- The request -
Put every line from the one containing "summary-line: de la" through the last of the rows, both ends included, into a JSON list of strings, one string per line, skipping blank lines.

------------------------------------

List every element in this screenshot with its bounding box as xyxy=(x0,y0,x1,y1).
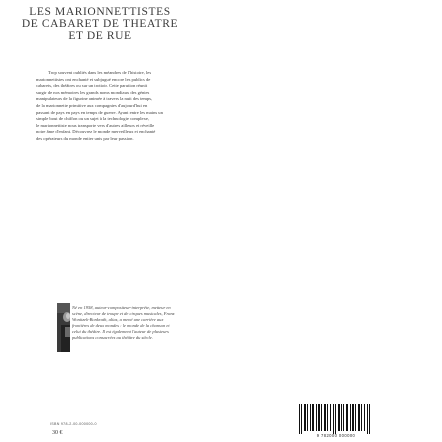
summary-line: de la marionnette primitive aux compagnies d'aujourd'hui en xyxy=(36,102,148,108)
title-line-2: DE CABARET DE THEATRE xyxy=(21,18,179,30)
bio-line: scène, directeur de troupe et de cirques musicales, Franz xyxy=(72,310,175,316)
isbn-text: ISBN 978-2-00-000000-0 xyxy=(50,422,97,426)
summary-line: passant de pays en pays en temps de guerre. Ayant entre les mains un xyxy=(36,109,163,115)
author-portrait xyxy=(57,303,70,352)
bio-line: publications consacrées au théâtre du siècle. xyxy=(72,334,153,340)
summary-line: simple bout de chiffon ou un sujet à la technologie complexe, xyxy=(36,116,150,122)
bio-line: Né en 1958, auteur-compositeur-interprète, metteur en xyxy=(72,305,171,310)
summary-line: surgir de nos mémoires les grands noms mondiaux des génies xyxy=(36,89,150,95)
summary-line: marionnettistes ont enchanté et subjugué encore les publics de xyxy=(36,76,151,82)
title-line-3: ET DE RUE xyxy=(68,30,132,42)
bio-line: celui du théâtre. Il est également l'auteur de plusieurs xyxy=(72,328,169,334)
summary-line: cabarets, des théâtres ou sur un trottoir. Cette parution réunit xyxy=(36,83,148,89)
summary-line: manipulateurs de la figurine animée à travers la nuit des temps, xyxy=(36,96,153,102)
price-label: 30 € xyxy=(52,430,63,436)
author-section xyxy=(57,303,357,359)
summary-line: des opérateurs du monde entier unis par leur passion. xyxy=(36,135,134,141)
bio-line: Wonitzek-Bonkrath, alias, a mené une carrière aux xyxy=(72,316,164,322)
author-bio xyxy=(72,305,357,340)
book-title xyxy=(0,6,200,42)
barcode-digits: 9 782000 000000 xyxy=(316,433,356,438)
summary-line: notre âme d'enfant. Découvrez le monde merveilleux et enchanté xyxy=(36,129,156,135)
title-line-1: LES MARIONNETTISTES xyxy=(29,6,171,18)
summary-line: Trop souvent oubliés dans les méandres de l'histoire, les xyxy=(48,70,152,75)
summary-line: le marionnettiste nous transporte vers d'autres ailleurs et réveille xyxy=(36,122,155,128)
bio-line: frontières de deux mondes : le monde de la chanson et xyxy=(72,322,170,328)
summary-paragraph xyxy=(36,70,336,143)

------------------------------------

- Full solution -
[
  "summary-line: de la marionnette primitive aux compagnies d'aujourd'hui en xyxy=(36,102,148,108)",
  "title-line-2: DE CABARET DE THEATRE xyxy=(21,18,179,30)",
  "bio-line: scène, directeur de troupe et de cirques musicales, Franz xyxy=(72,310,175,316)",
  "isbn-text: ISBN 978-2-00-000000-0 xyxy=(50,422,97,426)",
  "summary-line: passant de pays en pays en temps de guerre. Ayant entre les mains un xyxy=(36,109,163,115)",
  "author-portrait xyxy=(57,303,70,352)",
  "bio-line: publications consacrées au théâtre du siècle. xyxy=(72,334,153,340)",
  "summary-line: simple bout de chiffon ou un sujet à la technologie complexe, xyxy=(36,116,150,122)",
  "bio-line: Né en 1958, auteur-compositeur-interprète, metteur en xyxy=(72,305,171,310)",
  "summary-line: surgir de nos mémoires les grands noms mondiaux des génies xyxy=(36,89,150,95)",
  "summary-line: marionnettistes ont enchanté et subjugué encore les publics de xyxy=(36,76,151,82)",
  "title-line-3: ET DE RUE xyxy=(68,30,132,42)",
  "bio-line: celui du théâtre. Il est également l'auteur de plusieurs xyxy=(72,328,169,334)",
  "summary-line: cabarets, des théâtres ou sur un trottoir. Cette parution réunit xyxy=(36,83,148,89)",
  "summary-line: manipulateurs de la figurine animée à travers la nuit des temps, xyxy=(36,96,153,102)",
  "price-label: 30 € xyxy=(52,430,63,436)",
  "author-section xyxy=(57,303,357,359)",
  "summary-line: des opérateurs du monde entier unis par leur passion. xyxy=(36,135,134,141)",
  "bio-line: Wonitzek-Bonkrath, alias, a mené une carrière aux xyxy=(72,316,164,322)",
  "author-bio xyxy=(72,305,357,340)",
  "book-title xyxy=(0,6,200,42)",
  "barcode-digits: 9 782000 000000 xyxy=(316,433,356,438)",
  "summary-line: notre âme d'enfant. Découvrez le monde merveilleux et enchanté xyxy=(36,129,156,135)",
  "title-line-1: LES MARIONNETTISTES xyxy=(29,6,171,18)",
  "summary-line: Trop souvent oubliés dans les méandres de l'histoire, les xyxy=(48,70,152,75)",
  "summary-line: le marionnettiste nous transporte vers d'autres ailleurs et réveille xyxy=(36,122,155,128)",
  "bio-line: frontières de deux mondes : le monde de la chanson et xyxy=(72,322,170,328)",
  "summary-paragraph xyxy=(36,70,336,143)"
]